## Start
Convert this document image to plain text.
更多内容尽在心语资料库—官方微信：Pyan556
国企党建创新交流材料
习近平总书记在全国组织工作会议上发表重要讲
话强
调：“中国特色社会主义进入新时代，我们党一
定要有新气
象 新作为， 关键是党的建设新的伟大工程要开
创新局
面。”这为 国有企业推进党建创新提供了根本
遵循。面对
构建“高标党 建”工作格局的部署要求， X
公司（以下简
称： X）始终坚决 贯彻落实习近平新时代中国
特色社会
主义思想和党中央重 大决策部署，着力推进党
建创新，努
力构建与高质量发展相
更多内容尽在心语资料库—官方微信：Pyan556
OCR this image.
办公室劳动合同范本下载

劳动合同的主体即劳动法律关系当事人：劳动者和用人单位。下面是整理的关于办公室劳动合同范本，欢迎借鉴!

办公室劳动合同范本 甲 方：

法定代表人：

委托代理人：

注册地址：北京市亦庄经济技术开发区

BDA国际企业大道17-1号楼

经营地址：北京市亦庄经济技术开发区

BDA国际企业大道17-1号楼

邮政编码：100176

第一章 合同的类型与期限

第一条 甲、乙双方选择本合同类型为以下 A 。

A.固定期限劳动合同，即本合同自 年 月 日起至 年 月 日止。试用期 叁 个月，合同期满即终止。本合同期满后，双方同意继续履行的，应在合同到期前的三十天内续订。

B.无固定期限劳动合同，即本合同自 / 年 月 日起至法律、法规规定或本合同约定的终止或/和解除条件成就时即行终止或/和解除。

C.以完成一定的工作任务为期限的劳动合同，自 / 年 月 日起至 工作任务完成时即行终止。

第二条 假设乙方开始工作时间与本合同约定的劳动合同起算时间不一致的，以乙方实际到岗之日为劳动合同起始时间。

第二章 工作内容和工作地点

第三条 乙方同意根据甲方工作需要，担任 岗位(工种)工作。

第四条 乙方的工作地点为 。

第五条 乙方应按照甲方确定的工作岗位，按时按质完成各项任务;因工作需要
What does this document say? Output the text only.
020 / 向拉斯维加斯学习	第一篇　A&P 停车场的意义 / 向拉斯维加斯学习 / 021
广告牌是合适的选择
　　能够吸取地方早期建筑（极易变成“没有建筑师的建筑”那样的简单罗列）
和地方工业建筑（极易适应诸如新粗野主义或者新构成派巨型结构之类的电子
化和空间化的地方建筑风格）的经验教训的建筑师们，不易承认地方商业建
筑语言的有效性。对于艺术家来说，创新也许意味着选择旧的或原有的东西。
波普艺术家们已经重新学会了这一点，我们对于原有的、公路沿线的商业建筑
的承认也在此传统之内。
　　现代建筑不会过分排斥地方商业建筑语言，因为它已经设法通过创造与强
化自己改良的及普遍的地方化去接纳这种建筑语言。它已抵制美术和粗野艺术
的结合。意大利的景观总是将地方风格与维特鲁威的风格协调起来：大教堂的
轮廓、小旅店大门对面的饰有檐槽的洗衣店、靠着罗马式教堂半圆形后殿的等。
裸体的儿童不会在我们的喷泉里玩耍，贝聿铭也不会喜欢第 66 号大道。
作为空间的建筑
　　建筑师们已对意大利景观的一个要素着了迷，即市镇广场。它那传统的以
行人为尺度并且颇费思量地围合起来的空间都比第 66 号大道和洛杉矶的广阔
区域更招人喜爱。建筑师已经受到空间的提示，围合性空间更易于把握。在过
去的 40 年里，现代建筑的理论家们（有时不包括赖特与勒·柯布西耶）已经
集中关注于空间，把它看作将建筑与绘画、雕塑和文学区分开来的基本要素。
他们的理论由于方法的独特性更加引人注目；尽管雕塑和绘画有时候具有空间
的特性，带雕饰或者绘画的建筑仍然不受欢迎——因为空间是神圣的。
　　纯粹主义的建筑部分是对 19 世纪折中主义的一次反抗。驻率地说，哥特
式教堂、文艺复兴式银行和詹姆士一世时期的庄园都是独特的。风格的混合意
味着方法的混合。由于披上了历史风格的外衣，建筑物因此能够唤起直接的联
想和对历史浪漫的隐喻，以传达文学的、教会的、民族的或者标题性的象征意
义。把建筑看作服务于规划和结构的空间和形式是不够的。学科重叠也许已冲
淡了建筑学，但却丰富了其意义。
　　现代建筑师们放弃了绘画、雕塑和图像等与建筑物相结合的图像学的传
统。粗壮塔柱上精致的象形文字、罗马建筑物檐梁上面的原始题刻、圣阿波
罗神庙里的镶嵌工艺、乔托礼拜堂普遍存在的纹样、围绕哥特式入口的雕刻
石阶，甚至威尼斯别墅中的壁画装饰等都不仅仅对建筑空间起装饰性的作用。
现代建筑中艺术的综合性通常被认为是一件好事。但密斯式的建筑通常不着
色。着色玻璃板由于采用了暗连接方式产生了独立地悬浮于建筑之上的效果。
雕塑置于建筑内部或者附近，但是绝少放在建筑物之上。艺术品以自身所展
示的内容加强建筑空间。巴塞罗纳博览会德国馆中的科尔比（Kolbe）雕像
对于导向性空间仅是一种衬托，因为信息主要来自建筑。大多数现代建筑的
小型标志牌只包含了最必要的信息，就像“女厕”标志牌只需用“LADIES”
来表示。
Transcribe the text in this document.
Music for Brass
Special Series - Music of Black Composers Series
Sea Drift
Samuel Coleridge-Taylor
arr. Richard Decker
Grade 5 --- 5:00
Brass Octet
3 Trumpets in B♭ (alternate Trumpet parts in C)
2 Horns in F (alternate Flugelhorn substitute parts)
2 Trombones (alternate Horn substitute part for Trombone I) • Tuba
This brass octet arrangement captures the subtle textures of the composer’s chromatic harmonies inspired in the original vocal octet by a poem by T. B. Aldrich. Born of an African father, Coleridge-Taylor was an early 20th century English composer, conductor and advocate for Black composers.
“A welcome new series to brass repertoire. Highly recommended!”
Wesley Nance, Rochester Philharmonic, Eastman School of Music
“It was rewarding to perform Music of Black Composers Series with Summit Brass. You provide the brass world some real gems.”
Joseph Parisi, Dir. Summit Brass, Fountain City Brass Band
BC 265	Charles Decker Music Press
## End
Instructions for the task ▸ Repeat each record in full; every line must match exactly.

Response for this exercise ▸
Convert this document image to plain text.
更多内容尽在心语资料库—官方微信：Pyan556
国企党建创新交流材料
习近平总书记在全国组织工作会议上发表重要讲
话强
调：“中国特色社会主义进入新时代，我们党一
定要有新气
象 新作为， 关键是党的建设新的伟大工程要开
创新局
面。”这为 国有企业推进党建创新提供了根本
遵循。面对
构建“高标党 建”工作格局的部署要求， X
公司（以下简
称： X）始终坚决 贯彻落实习近平新时代中国
特色社会
主义思想和党中央重 大决策部署，着力推进党
建创新，努
力构建与高质量发展相
更多内容尽在心语资料库—官方微信：Pyan556
OCR this image.
办公室劳动合同范本下载

劳动合同的主体即劳动法律关系当事人：劳动者和用人单位。下面是整理的关于办公室劳动合同范本，欢迎借鉴!

办公室劳动合同范本 甲 方：

法定代表人：

委托代理人：

注册地址：北京市亦庄经济技术开发区

BDA国际企业大道17-1号楼

经营地址：北京市亦庄经济技术开发区

BDA国际企业大道17-1号楼

邮政编码：100176

第一章 合同的类型与期限

第一条 甲、乙双方选择本合同类型为以下 A 。

A.固定期限劳动合同，即本合同自 年 月 日起至 年 月 日止。试用期 叁 个月，合同期满即终止。本合同期满后，双方同意继续履行的，应在合同到期前的三十天内续订。

B.无固定期限劳动合同，即本合同自 / 年 月 日起至法律、法规规定或本合同约定的终止或/和解除条件成就时即行终止或/和解除。

C.以完成一定的工作任务为期限的劳动合同，自 / 年 月 日起至 工作任务完成时即行终止。

第二条 假设乙方开始工作时间与本合同约定的劳动合同起算时间不一致的，以乙方实际到岗之日为劳动合同起始时间。

第二章 工作内容和工作地点

第三条 乙方同意根据甲方工作需要，担任 岗位(工种)工作。

第四条 乙方的工作地点为 。

第五条 乙方应按照甲方确定的工作岗位，按时按质完成各项任务;因工作需要
What does this document say? Output the text only.
020 / 向拉斯维加斯学习	第一篇　A&P 停车场的意义 / 向拉斯维加斯学习 / 021
广告牌是合适的选择
　　能够吸取地方早期建筑（极易变成“没有建筑师的建筑”那样的简单罗列）
和地方工业建筑（极易适应诸如新粗野主义或者新构成派巨型结构之类的电子
化和空间化的地方建筑风格）的经验教训的建筑师们，不易承认地方商业建
筑语言的有效性。对于艺术家来说，创新也许意味着选择旧的或原有的东西。
波普艺术家们已经重新学会了这一点，我们对于原有的、公路沿线的商业建筑
的承认也在此传统之内。
　　现代建筑不会过分排斥地方商业建筑语言，因为它已经设法通过创造与强
化自己改良的及普遍的地方化去接纳这种建筑语言。它已抵制美术和粗野艺术
的结合。意大利的景观总是将地方风格与维特鲁威的风格协调起来：大教堂的
轮廓、小旅店大门对面的饰有檐槽的洗衣店、靠着罗马式教堂半圆形后殿的等。
裸体的儿童不会在我们的喷泉里玩耍，贝聿铭也不会喜欢第 66 号大道。
作为空间的建筑
　　建筑师们已对意大利景观的一个要素着了迷，即市镇广场。它那传统的以
行人为尺度并且颇费思量地围合起来的空间都比第 66 号大道和洛杉矶的广阔
区域更招人喜爱。建筑师已经受到空间的提示，围合性空间更易于把握。在过
去的 40 年里，现代建筑的理论家们（有时不包括赖特与勒·柯布西耶）已经
集中关注于空间，把它看作将建筑与绘画、雕塑和文学区分开来的基本要素。
他们的理论由于方法的独特性更加引人注目；尽管雕塑和绘画有时候具有空间
的特性，带雕饰或者绘画的建筑仍然不受欢迎——因为空间是神圣的。
　　纯粹主义的建筑部分是对 19 世纪折中主义的一次反抗。驻率地说，哥特
式教堂、文艺复兴式银行和詹姆士一世时期的庄园都是独特的。风格的混合意
味着方法的混合。由于披上了历史风格的外衣，建筑物因此能够唤起直接的联
想和对历史浪漫的隐喻，以传达文学的、教会的、民族的或者标题性的象征意
义。把建筑看作服务于规划和结构的空间和形式是不够的。学科重叠也许已冲
淡了建筑学，但却丰富了其意义。
　　现代建筑师们放弃了绘画、雕塑和图像等与建筑物相结合的图像学的传
统。粗壮塔柱上精致的象形文字、罗马建筑物檐梁上面的原始题刻、圣阿波
罗神庙里的镶嵌工艺、乔托礼拜堂普遍存在的纹样、围绕哥特式入口的雕刻
石阶，甚至威尼斯别墅中的壁画装饰等都不仅仅对建筑空间起装饰性的作用。
现代建筑中艺术的综合性通常被认为是一件好事。但密斯式的建筑通常不着
色。着色玻璃板由于采用了暗连接方式产生了独立地悬浮于建筑之上的效果。
雕塑置于建筑内部或者附近，但是绝少放在建筑物之上。艺术品以自身所展
示的内容加强建筑空间。巴塞罗纳博览会德国馆中的科尔比（Kolbe）雕像
对于导向性空间仅是一种衬托，因为信息主要来自建筑。大多数现代建筑的
小型标志牌只包含了最必要的信息，就像“女厕”标志牌只需用“LADIES”
来表示。
Transcribe the text in this document.
Music for Brass
Special Series - Music of Black Composers Series
Sea Drift
Samuel Coleridge-Taylor
arr. Richard Decker
Grade 5 --- 5:00
Brass Octet
3 Trumpets in B♭ (alternate Trumpet parts in C)
2 Horns in F (alternate Flugelhorn substitute parts)
2 Trombones (alternate Horn substitute part for Trombone I) • Tuba
This brass octet arrangement captures the subtle textures of the composer’s chromatic harmonies inspired in the original vocal octet by a poem by T. B. Aldrich. Born of an African father, Coleridge-Taylor was an early 20th century English composer, conductor and advocate for Black composers.
“A welcome new series to brass repertoire. Highly recommended!”
Wesley Nance, Rochester Philharmonic, Eastman School of Music
“It was rewarding to perform Music of Black Composers Series with Summit Brass. You provide the brass world some real gems.”
Joseph Parisi, Dir. Summit Brass, Fountain City Brass Band
BC 265	Charles Decker Music Press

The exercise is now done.